> **Records to use**:
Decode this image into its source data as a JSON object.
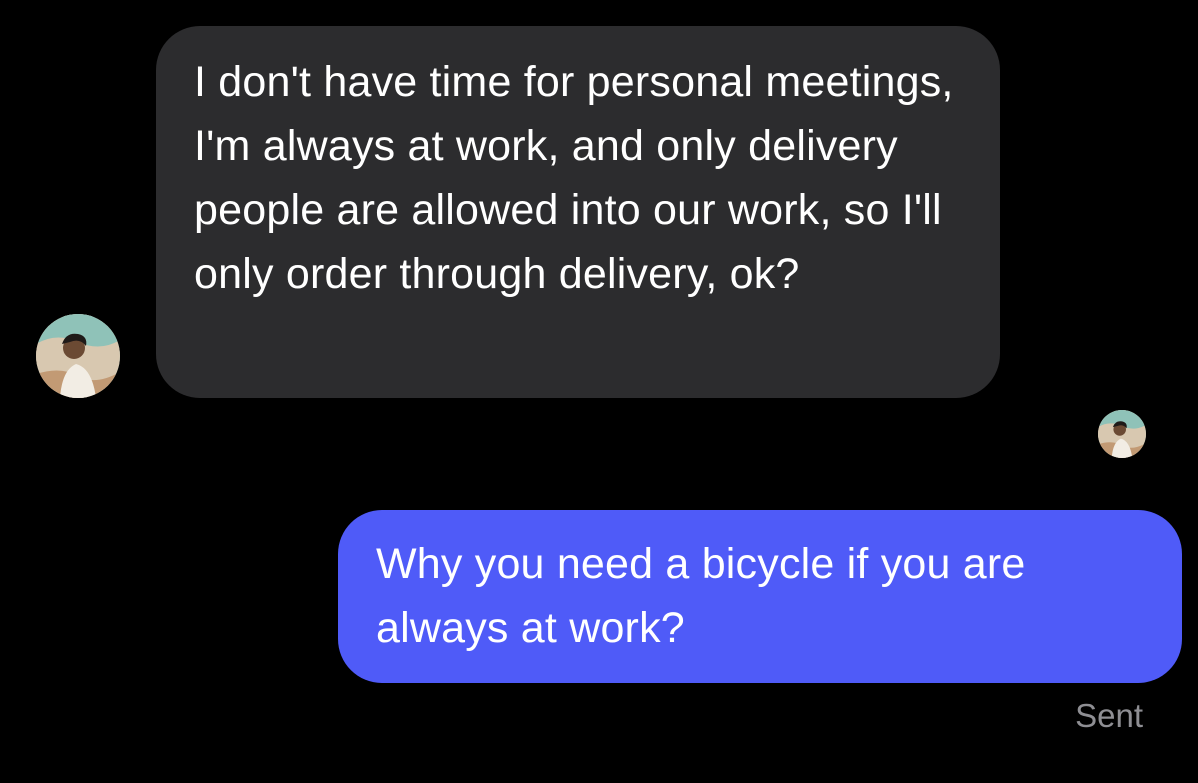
{
  "thread": {
    "received_message": {
      "text": "I don't have time for personal meetings, I'm always at work, and only delivery people are allowed into our work, so I'll only order through delivery, ok?"
    },
    "sent_message": {
      "text": "Why you need a bicycle if you are always at work?",
      "status": "Sent"
    }
  },
  "colors": {
    "background": "#000000",
    "received_bubble": "#2c2c2e",
    "sent_bubble": "#4f5bf8",
    "status_text": "#8e8e93"
  }
}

> **What the task requires**:
Each line of the data is to be duplicated exactly; pictures stay out of the copy.

> **Response**:
Decode this image into its source data as a JSON object.
{
  "thread": {
    "received_message": {
      "text": "I don't have time for personal meetings, I'm always at work, and only delivery people are allowed into our work, so I'll only order through delivery, ok?"
    },
    "sent_message": {
      "text": "Why you need a bicycle if you are always at work?",
      "status": "Sent"
    }
  },
  "colors": {
    "background": "#000000",
    "received_bubble": "#2c2c2e",
    "sent_bubble": "#4f5bf8",
    "status_text": "#8e8e93"
  }
}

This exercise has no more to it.